In response to the limitations posed by low density and poor mechanical properties in the final products of reaction-sintered ceramics, our innovative method offers a solution to significantly enhance the SiC volume content. By implementing multiple impregnations to improve the residual carbon in the raw billets, we have successfully achieved a substantial increase in the SiC content in the sintered ceramics. The utilization of the LHBPCS recirculating impregnation method, followed by densification through reactive sintering, has yielded impressive results. Our printed samples, boasting a solids content of 40, underwent 1, 2, and 3 impregnations, with the latter resulting in the best performance. The reactive sintering process facilitated the reaction of pyrolytic carbon with Si and pyrolytic SiC, leading to a remarkable 37.39% increase in the modulus of elasticity. This breakthrough method not only addresses the drawbacks and challenges previously encountered but also paves the way for the production of reaction-sintered ceramics with superior mechanical properties and higher SiC volume content.
2. Experimental
2.1. Preparation of SiC ceramic slurry
1,6-Hexanediol diacrylate (HDDA, purity: 90%, stabilized with MEHQ), Trimethylolpropane triacrylate (TMPTA, purity: 85%, Contains 600 ppm MEHQ stabilizer), these two monomers were mixed in a volume ratio of 1:1. Phenylbis (2,4,6-trimethylbenzoyl) phosphine oxide (BAPO, purity: 97%) was used as photoinitiator for high activity, and the addition amount was 2 wt%. KOS110 (Guangzhou Kang’ou Shuang Trade Co., Ltd) was used as Dispersant and lubricant, and the addition amount was 4 wt%. They were mixed evenly by mechanical stirring, and then the photosensitive resin was obtained. 40 vol% silicon carbide powder (SiC, average particle size D50 = 30 μm) was added to the photosensitive resin, photosensitive resin and SiC powder evenly mixed through mechanical stirring.
2.2. Stereolithography
For the DLP printing process, 3D models for printing were used to design by SolidWorks software firstly. Then, models which were sliced in layers with a layer thickness of 75 μm were exported to STL format files. STL format model files were imported into a DLP printer (Beijing TenDimensions Technology Co., Ltd. Autoceram ceramic 3D printer, wavelength 405 nm). The photosensitive slurry was poured into the printing tank, and the exposure energy and exposure time were set as 12 mw/cm2 and 10s, respectively. The DLP printer started to print green body according to the sliced pattern from bottom to top. After every layer printing was finished, the platform moved upward and the scraper scraped the slurry flatly to print next layer. Repeated the above process continuously until the end of printing. After the entire body was obtained, it was taken out from the substrate and ultrasonic cleaned in deionized water for 60 s to rinse off the residual slurry on the surface. shows the schematic for the preparation route of SiC ceramics.

Records provided:
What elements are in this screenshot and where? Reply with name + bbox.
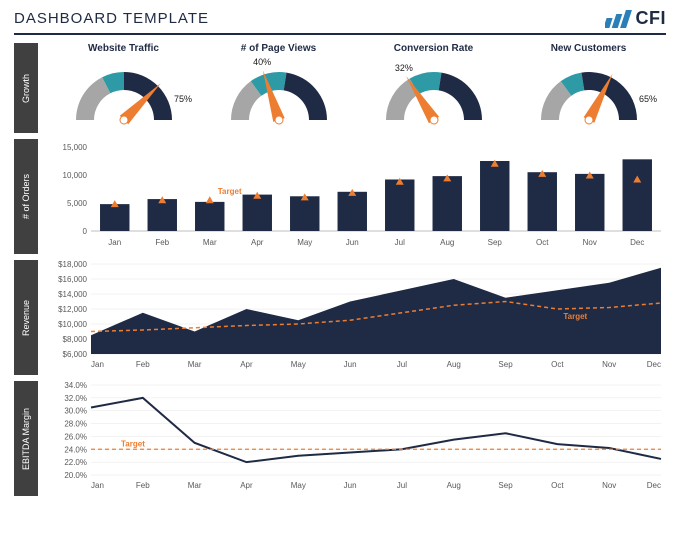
- svg-text:$16,000: $16,000: [58, 275, 87, 284]
- gauge-title: Conversion Rate: [364, 43, 504, 54]
- svg-text:May: May: [291, 360, 306, 369]
- svg-text:34.0%: 34.0%: [64, 381, 87, 390]
- svg-text:Jun: Jun: [346, 238, 359, 247]
- gauge-title: New Customers: [519, 43, 659, 54]
- svg-text:Feb: Feb: [136, 481, 150, 490]
- svg-text:75%: 75%: [174, 94, 192, 104]
- svg-text:$14,000: $14,000: [58, 290, 87, 299]
- svg-text:15,000: 15,000: [63, 143, 88, 152]
- svg-text:Apr: Apr: [240, 481, 253, 490]
- svg-text:Aug: Aug: [447, 481, 461, 490]
- orders-label: # of Orders: [14, 139, 38, 254]
- svg-text:Nov: Nov: [602, 481, 616, 490]
- logo-bars-icon: [605, 10, 633, 28]
- svg-text:28.0%: 28.0%: [64, 420, 87, 429]
- ebitda-label: EBITDA Margin: [14, 381, 38, 496]
- orders-row: # of Orders 0 5,000 10,000 15,000 Jan Feb Mar A…: [14, 139, 666, 254]
- svg-text:Jul: Jul: [397, 481, 407, 490]
- svg-text:$6,000: $6,000: [63, 350, 88, 359]
- logo-text: CFI: [636, 8, 667, 29]
- svg-text:Nov: Nov: [583, 238, 597, 247]
- svg-text:Aug: Aug: [440, 238, 454, 247]
- svg-text:Oct: Oct: [551, 360, 564, 369]
- revenue-chart: $6,000 $8,000 $10,000 $12,000 $14,000 $16,000…: [46, 260, 666, 375]
- svg-text:32.0%: 32.0%: [64, 394, 87, 403]
- svg-text:Apr: Apr: [240, 360, 253, 369]
- svg-text:22.0%: 22.0%: [64, 458, 87, 467]
- svg-text:May: May: [291, 481, 306, 490]
- svg-text:40%: 40%: [253, 58, 271, 67]
- svg-text:Feb: Feb: [155, 238, 169, 247]
- ebitda-chart: 20.0% 22.0% 24.0% 26.0% 28.0% 30.0% 32.0% 34.0%…: [46, 381, 666, 496]
- page-title: DASHBOARD TEMPLATE: [14, 10, 209, 27]
- svg-text:Target: Target: [218, 187, 242, 196]
- svg-text:24.0%: 24.0%: [64, 445, 87, 454]
- svg-text:$12,000: $12,000: [58, 305, 87, 314]
- svg-text:Nov: Nov: [602, 360, 616, 369]
- svg-text:Dec: Dec: [647, 360, 661, 369]
- svg-text:Oct: Oct: [536, 238, 549, 247]
- svg-text:Target: Target: [563, 312, 587, 321]
- svg-text:Jan: Jan: [91, 481, 104, 490]
- svg-text:Jun: Jun: [344, 481, 357, 490]
- svg-text:$18,000: $18,000: [58, 260, 87, 269]
- svg-text:Dec: Dec: [647, 481, 661, 490]
- growth-row: Growth Website Traffic 75% # of Page Views…: [14, 43, 666, 133]
- svg-text:Aug: Aug: [447, 360, 461, 369]
- svg-text:May: May: [297, 238, 312, 247]
- svg-text:Mar: Mar: [203, 238, 217, 247]
- svg-text:Jun: Jun: [344, 360, 357, 369]
- gauge-3: New Customers 65%: [519, 43, 659, 133]
- svg-text:Jul: Jul: [397, 360, 407, 369]
- growth-label: Growth: [14, 43, 38, 133]
- gauge-1: # of Page Views 40%: [209, 43, 349, 133]
- header: DASHBOARD TEMPLATE CFI: [14, 8, 666, 35]
- logo: CFI: [605, 8, 667, 29]
- svg-text:Sep: Sep: [498, 360, 513, 369]
- svg-text:Jan: Jan: [91, 360, 104, 369]
- gauges-container: Website Traffic 75% # of Page Views 40% Conv…: [46, 43, 666, 133]
- svg-text:10,000: 10,000: [63, 171, 88, 180]
- svg-text:32%: 32%: [394, 63, 412, 73]
- ebitda-row: EBITDA Margin 20.0% 22.0% 24.0% 26.0% 28.0% 3…: [14, 381, 666, 496]
- svg-text:5,000: 5,000: [67, 199, 88, 208]
- svg-text:0: 0: [83, 227, 88, 236]
- svg-text:$8,000: $8,000: [63, 335, 88, 344]
- svg-text:Feb: Feb: [136, 360, 150, 369]
- gauge-0: Website Traffic 75%: [54, 43, 194, 133]
- svg-text:Oct: Oct: [551, 481, 564, 490]
- orders-chart: 0 5,000 10,000 15,000 Jan Feb Mar Apr May Jun Jul A…: [46, 139, 666, 254]
- svg-text:Target: Target: [121, 439, 145, 448]
- revenue-row: Revenue $6,000 $8,000 $10,000 $12,000 $14,00…: [14, 260, 666, 375]
- svg-text:Jan: Jan: [108, 238, 121, 247]
- svg-text:Apr: Apr: [251, 238, 264, 247]
- svg-text:Sep: Sep: [488, 238, 503, 247]
- svg-text:Mar: Mar: [188, 481, 202, 490]
- svg-text:Dec: Dec: [630, 238, 644, 247]
- svg-text:26.0%: 26.0%: [64, 432, 87, 441]
- gauge-2: Conversion Rate 32%: [364, 43, 504, 133]
- gauge-title: # of Page Views: [209, 43, 349, 54]
- svg-text:20.0%: 20.0%: [64, 471, 87, 480]
- svg-text:Jul: Jul: [395, 238, 405, 247]
- svg-text:65%: 65%: [639, 94, 657, 104]
- svg-text:30.0%: 30.0%: [64, 407, 87, 416]
- gauge-title: Website Traffic: [54, 43, 194, 54]
- revenue-label: Revenue: [14, 260, 38, 375]
- svg-text:$10,000: $10,000: [58, 320, 87, 329]
- svg-text:Sep: Sep: [498, 481, 513, 490]
- svg-text:Mar: Mar: [188, 360, 202, 369]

What you need to do:
a - Please list every ingredient that the SiC ceramics passage above says was mixed to make the photosensitive resin, before the silicon carbide powder was added.
b - In the SiC ceramics passage, what layer thickness were the 3D models sliced into?
c - Write the next part of the SiC ceramics passage, starting after its final sentence.

Solved tasks:
a -
1,6-Hexanediol diacrylate (HDDA)
Trimethylolpropane triacrylate (TMPTA)
Phenylbis (2,4,6-trimethylbenzoyl) phosphine oxide (BAPO)
KOS110

b - 75 μm

c -
Figure 1. Schematic for the preparation route of SiC ceramic composites.
2.3. Cyclic infiltration and sintering
Green body was heated up to 900°C under vacuum atmosphere for half an hour to pyrolyze the binder, then debonded body was immersed in a container with phenolic resin (PR, PR: Anhydrous ethanol = 1:1, char yield is 42.63 wt%). The container was put into the liquid-phase densification equipment, it firstly was vacuumized to −0.1MPa and maintain vacuum for 20 min, then it was inflated to 2Mpa and maintain pressure for 30 min. After the infiltration process was over, infiltrated body was put into an oven at 150°C for 1 h to cure PR. PR infiltrated once body was heated up to 900°C under vacuum atmosphere for half an hour to pyrolyze PR. PR infiltrated and pyrolyzed once body is called “P1”. P1 was infiltrated with PR and pyrolyzed again, and PR infiltrated and pyrolyzed twice is called “P2”. Similarly, PR infiltrated and pyrolyzed thrice is called “P3”. P1, P2, and P3 were paved with a certain amount of silicon particles to reactive sintering.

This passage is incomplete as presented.